* **Request**
Go through the listing and write out all of it exactly.

* **Material**
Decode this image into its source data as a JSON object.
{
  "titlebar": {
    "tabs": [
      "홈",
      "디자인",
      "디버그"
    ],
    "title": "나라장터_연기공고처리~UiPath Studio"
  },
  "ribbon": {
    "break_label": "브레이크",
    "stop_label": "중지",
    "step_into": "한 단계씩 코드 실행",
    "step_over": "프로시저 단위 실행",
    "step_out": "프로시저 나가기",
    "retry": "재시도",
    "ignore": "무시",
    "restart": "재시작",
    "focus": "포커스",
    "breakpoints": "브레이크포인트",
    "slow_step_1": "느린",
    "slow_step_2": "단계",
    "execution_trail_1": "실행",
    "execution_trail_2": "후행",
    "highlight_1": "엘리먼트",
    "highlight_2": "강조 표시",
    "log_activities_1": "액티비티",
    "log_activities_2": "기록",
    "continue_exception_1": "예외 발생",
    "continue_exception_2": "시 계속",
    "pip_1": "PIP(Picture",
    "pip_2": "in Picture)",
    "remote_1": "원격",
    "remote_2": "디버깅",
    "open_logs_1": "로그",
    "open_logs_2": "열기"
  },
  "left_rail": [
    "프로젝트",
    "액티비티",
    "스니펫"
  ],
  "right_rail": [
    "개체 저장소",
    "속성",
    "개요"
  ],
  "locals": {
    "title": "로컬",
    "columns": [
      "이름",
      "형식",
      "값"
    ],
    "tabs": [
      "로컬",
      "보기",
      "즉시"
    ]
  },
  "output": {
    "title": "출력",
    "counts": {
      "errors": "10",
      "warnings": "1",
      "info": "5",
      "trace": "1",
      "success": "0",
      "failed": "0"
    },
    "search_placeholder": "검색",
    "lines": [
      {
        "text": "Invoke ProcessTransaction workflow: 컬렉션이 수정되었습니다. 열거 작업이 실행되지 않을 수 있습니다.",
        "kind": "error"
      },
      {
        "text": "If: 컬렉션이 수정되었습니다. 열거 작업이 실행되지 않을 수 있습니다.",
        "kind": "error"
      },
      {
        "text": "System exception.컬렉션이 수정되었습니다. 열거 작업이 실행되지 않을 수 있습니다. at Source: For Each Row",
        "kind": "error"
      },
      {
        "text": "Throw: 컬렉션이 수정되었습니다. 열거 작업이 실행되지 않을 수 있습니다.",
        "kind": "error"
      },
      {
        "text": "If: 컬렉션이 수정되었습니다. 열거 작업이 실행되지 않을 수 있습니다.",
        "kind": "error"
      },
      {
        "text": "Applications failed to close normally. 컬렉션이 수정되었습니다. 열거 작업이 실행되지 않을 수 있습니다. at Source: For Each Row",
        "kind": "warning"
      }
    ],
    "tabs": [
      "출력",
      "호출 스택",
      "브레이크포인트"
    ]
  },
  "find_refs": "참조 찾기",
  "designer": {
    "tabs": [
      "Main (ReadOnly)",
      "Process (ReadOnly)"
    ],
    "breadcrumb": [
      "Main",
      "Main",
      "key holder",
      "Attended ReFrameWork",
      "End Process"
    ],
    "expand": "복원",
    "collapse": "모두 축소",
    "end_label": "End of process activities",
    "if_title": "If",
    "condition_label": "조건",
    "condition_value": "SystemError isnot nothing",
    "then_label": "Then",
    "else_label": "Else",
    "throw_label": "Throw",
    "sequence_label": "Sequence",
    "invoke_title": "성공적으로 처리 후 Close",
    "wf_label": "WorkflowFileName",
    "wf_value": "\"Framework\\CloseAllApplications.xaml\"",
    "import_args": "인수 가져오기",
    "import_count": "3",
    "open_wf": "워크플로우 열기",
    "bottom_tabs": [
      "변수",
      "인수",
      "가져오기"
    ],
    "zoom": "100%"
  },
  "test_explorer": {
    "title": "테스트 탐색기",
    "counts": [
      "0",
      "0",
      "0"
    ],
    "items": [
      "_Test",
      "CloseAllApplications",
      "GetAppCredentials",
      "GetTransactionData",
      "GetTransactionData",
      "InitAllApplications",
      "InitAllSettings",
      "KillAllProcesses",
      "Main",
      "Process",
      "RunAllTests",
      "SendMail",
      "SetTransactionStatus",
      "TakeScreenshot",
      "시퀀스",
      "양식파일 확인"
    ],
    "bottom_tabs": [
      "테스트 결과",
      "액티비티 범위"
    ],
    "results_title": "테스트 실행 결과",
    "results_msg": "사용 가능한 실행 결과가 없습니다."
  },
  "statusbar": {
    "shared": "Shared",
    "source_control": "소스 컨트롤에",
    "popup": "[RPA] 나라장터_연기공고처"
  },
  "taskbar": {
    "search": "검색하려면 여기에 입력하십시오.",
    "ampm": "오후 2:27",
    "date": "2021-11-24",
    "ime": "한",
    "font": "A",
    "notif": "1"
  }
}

* **Written answer**
Decode this image into its source data as a JSON object.
{
  "titlebar": {
    "tabs": [
      "홈",
      "디자인",
      "디버그"
    ],
    "title": "나라장터_연기공고처리~UiPath Studio"
  },
  "ribbon": {
    "break_label": "브레이크",
    "stop_label": "중지",
    "step_into": "한 단계씩 코드 실행",
    "step_over": "프로시저 단위 실행",
    "step_out": "프로시저 나가기",
    "retry": "재시도",
    "ignore": "무시",
    "restart": "재시작",
    "focus": "포커스",
    "breakpoints": "브레이크포인트",
    "slow_step_1": "느린",
    "slow_step_2": "단계",
    "execution_trail_1": "실행",
    "execution_trail_2": "후행",
    "highlight_1": "엘리먼트",
    "highlight_2": "강조 표시",
    "log_activities_1": "액티비티",
    "log_activities_2": "기록",
    "continue_exception_1": "예외 발생",
    "continue_exception_2": "시 계속",
    "pip_1": "PIP(Picture",
    "pip_2": "in Picture)",
    "remote_1": "원격",
    "remote_2": "디버깅",
    "open_logs_1": "로그",
    "open_logs_2": "열기"
  },
  "left_rail": [
    "프로젝트",
    "액티비티",
    "스니펫"
  ],
  "right_rail": [
    "개체 저장소",
    "속성",
    "개요"
  ],
  "locals": {
    "title": "로컬",
    "columns": [
      "이름",
      "형식",
      "값"
    ],
    "tabs": [
      "로컬",
      "보기",
      "즉시"
    ]
  },
  "output": {
    "title": "출력",
    "counts": {
      "errors": "10",
      "warnings": "1",
      "info": "5",
      "trace": "1",
      "success": "0",
      "failed": "0"
    },
    "search_placeholder": "검색",
    "lines": [
      {
        "text": "Invoke ProcessTransaction workflow: 컬렉션이 수정되었습니다. 열거 작업이 실행되지 않을 수 있습니다.",
        "kind": "error"
      },
      {
        "text": "If: 컬렉션이 수정되었습니다. 열거 작업이 실행되지 않을 수 있습니다.",
        "kind": "error"
      },
      {
        "text": "System exception.컬렉션이 수정되었습니다. 열거 작업이 실행되지 않을 수 있습니다. at Source: For Each Row",
        "kind": "error"
      },
      {
        "text": "Throw: 컬렉션이 수정되었습니다. 열거 작업이 실행되지 않을 수 있습니다.",
        "kind": "error"
      },
      {
        "text": "If: 컬렉션이 수정되었습니다. 열거 작업이 실행되지 않을 수 있습니다.",
        "kind": "error"
      },
      {
        "text": "Applications failed to close normally. 컬렉션이 수정되었습니다. 열거 작업이 실행되지 않을 수 있습니다. at Source: For Each Row",
        "kind": "warning"
      }
    ],
    "tabs": [
      "출력",
      "호출 스택",
      "브레이크포인트"
    ]
  },
  "find_refs": "참조 찾기",
  "designer": {
    "tabs": [
      "Main (ReadOnly)",
      "Process (ReadOnly)"
    ],
    "breadcrumb": [
      "Main",
      "Main",
      "key holder",
      "Attended ReFrameWork",
      "End Process"
    ],
    "expand": "복원",
    "collapse": "모두 축소",
    "end_label": "End of process activities",
    "if_title": "If",
    "condition_label": "조건",
    "condition_value": "SystemError isnot nothing",
    "then_label": "Then",
    "else_label": "Else",
    "throw_label": "Throw",
    "sequence_label": "Sequence",
    "invoke_title": "성공적으로 처리 후 Close",
    "wf_label": "WorkflowFileName",
    "wf_value": "\"Framework\\CloseAllApplications.xaml\"",
    "import_args": "인수 가져오기",
    "import_count": "3",
    "open_wf": "워크플로우 열기",
    "bottom_tabs": [
      "변수",
      "인수",
      "가져오기"
    ],
    "zoom": "100%"
  },
  "test_explorer": {
    "title": "테스트 탐색기",
    "counts": [
      "0",
      "0",
      "0"
    ],
    "items": [
      "_Test",
      "CloseAllApplications",
      "GetAppCredentials",
      "GetTransactionData",
      "GetTransactionData",
      "InitAllApplications",
      "InitAllSettings",
      "KillAllProcesses",
      "Main",
      "Process",
      "RunAllTests",
      "SendMail",
      "SetTransactionStatus",
      "TakeScreenshot",
      "시퀀스",
      "양식파일 확인"
    ],
    "bottom_tabs": [
      "테스트 결과",
      "액티비티 범위"
    ],
    "results_title": "테스트 실행 결과",
    "results_msg": "사용 가능한 실행 결과가 없습니다."
  },
  "statusbar": {
    "shared": "Shared",
    "source_control": "소스 컨트롤에",
    "popup": "[RPA] 나라장터_연기공고처"
  },
  "taskbar": {
    "search": "검색하려면 여기에 입력하십시오.",
    "ampm": "오후 2:27",
    "date": "2021-11-24",
    "ime": "한",
    "font": "A",
    "notif": "1"
  }
}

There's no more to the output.